WHAT TO WORK ON. Each entry must be reproduced precisely as it stands.

[Recorded data]
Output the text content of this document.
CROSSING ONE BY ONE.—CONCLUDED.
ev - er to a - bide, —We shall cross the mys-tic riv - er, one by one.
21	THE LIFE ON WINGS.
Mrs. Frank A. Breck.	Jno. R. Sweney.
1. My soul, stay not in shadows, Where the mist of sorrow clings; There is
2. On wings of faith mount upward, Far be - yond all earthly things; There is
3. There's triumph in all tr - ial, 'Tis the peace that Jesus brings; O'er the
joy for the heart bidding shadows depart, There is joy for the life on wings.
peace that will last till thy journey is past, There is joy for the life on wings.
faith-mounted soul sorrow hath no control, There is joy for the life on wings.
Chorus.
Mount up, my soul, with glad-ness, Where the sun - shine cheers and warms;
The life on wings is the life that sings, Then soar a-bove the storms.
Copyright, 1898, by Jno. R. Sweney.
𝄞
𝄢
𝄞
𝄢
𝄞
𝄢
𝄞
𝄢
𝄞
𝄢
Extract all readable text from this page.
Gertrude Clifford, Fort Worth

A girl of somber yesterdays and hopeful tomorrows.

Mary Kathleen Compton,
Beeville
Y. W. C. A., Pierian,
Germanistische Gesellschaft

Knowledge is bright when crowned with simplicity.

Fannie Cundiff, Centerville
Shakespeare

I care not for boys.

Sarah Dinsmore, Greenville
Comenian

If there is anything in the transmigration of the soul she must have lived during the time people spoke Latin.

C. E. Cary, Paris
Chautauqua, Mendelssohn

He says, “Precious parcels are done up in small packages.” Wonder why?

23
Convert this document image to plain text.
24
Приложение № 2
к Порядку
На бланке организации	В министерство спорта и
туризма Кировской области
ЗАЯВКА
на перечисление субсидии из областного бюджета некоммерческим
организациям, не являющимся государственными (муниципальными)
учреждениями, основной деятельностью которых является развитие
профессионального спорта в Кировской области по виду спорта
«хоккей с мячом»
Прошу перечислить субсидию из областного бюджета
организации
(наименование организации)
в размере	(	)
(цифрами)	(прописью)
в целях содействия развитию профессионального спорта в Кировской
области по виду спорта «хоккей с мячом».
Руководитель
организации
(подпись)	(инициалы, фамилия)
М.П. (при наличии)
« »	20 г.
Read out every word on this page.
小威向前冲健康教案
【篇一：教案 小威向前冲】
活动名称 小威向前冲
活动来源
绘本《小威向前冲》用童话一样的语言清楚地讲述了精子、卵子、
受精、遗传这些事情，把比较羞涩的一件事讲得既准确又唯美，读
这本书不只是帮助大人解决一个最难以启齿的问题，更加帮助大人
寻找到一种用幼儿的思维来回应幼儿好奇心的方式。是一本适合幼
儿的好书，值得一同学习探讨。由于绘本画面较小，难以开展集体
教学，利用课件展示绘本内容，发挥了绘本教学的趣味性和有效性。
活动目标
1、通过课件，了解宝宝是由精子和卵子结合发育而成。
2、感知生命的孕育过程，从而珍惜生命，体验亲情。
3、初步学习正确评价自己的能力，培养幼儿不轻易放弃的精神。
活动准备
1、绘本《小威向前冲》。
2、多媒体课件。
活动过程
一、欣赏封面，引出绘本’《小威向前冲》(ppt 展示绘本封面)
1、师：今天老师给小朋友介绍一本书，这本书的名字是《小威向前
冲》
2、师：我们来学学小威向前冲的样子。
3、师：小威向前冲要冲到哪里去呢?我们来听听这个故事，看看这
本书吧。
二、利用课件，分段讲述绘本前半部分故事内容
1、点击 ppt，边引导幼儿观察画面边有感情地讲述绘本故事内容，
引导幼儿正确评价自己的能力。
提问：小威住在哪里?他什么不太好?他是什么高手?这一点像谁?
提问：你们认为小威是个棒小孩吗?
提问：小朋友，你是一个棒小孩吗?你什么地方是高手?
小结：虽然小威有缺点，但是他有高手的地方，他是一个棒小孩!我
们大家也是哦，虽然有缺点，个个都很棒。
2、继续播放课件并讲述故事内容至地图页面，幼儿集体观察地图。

RIGHT ANSWER.
Output the text content of this document.
CROSSING ONE BY ONE.—CONCLUDED.
ev - er to a - bide, —We shall cross the mys-tic riv - er, one by one.
21	THE LIFE ON WINGS.
Mrs. Frank A. Breck.	Jno. R. Sweney.
1. My soul, stay not in shadows, Where the mist of sorrow clings; There is
2. On wings of faith mount upward, Far be - yond all earthly things; There is
3. There's triumph in all tr - ial, 'Tis the peace that Jesus brings; O'er the
joy for the heart bidding shadows depart, There is joy for the life on wings.
peace that will last till thy journey is past, There is joy for the life on wings.
faith-mounted soul sorrow hath no control, There is joy for the life on wings.
Chorus.
Mount up, my soul, with glad-ness, Where the sun - shine cheers and warms;
The life on wings is the life that sings, Then soar a-bove the storms.
Copyright, 1898, by Jno. R. Sweney.
𝄞
𝄢
𝄞
𝄢
𝄞
𝄢
𝄞
𝄢
𝄞
𝄢
Extract all readable text from this page.
Gertrude Clifford, Fort Worth

A girl of somber yesterdays and hopeful tomorrows.

Mary Kathleen Compton,
Beeville
Y. W. C. A., Pierian,
Germanistische Gesellschaft

Knowledge is bright when crowned with simplicity.

Fannie Cundiff, Centerville
Shakespeare

I care not for boys.

Sarah Dinsmore, Greenville
Comenian

If there is anything in the transmigration of the soul she must have lived during the time people spoke Latin.

C. E. Cary, Paris
Chautauqua, Mendelssohn

He says, “Precious parcels are done up in small packages.” Wonder why?

23
Convert this document image to plain text.
24
Приложение № 2
к Порядку
На бланке организации	В министерство спорта и
туризма Кировской области
ЗАЯВКА
на перечисление субсидии из областного бюджета некоммерческим
организациям, не являющимся государственными (муниципальными)
учреждениями, основной деятельностью которых является развитие
профессионального спорта в Кировской области по виду спорта
«хоккей с мячом»
Прошу перечислить субсидию из областного бюджета
организации
(наименование организации)
в размере	(	)
(цифрами)	(прописью)
в целях содействия развитию профессионального спорта в Кировской
области по виду спорта «хоккей с мячом».
Руководитель
организации
(подпись)	(инициалы, фамилия)
М.П. (при наличии)
« »	20 г.
Read out every word on this page.
小威向前冲健康教案
【篇一：教案 小威向前冲】
活动名称 小威向前冲
活动来源
绘本《小威向前冲》用童话一样的语言清楚地讲述了精子、卵子、
受精、遗传这些事情，把比较羞涩的一件事讲得既准确又唯美，读
这本书不只是帮助大人解决一个最难以启齿的问题，更加帮助大人
寻找到一种用幼儿的思维来回应幼儿好奇心的方式。是一本适合幼
儿的好书，值得一同学习探讨。由于绘本画面较小，难以开展集体
教学，利用课件展示绘本内容，发挥了绘本教学的趣味性和有效性。
活动目标
1、通过课件，了解宝宝是由精子和卵子结合发育而成。
2、感知生命的孕育过程，从而珍惜生命，体验亲情。
3、初步学习正确评价自己的能力，培养幼儿不轻易放弃的精神。
活动准备
1、绘本《小威向前冲》。
2、多媒体课件。
活动过程
一、欣赏封面，引出绘本’《小威向前冲》(ppt 展示绘本封面)
1、师：今天老师给小朋友介绍一本书，这本书的名字是《小威向前
冲》
2、师：我们来学学小威向前冲的样子。
3、师：小威向前冲要冲到哪里去呢?我们来听听这个故事，看看这
本书吧。
二、利用课件，分段讲述绘本前半部分故事内容
1、点击 ppt，边引导幼儿观察画面边有感情地讲述绘本故事内容，
引导幼儿正确评价自己的能力。
提问：小威住在哪里?他什么不太好?他是什么高手?这一点像谁?
提问：你们认为小威是个棒小孩吗?
提问：小朋友，你是一个棒小孩吗?你什么地方是高手?
小结：虽然小威有缺点，但是他有高手的地方，他是一个棒小孩!我
们大家也是哦，虽然有缺点，个个都很棒。
2、继续播放课件并讲述故事内容至地图页面，幼儿集体观察地图。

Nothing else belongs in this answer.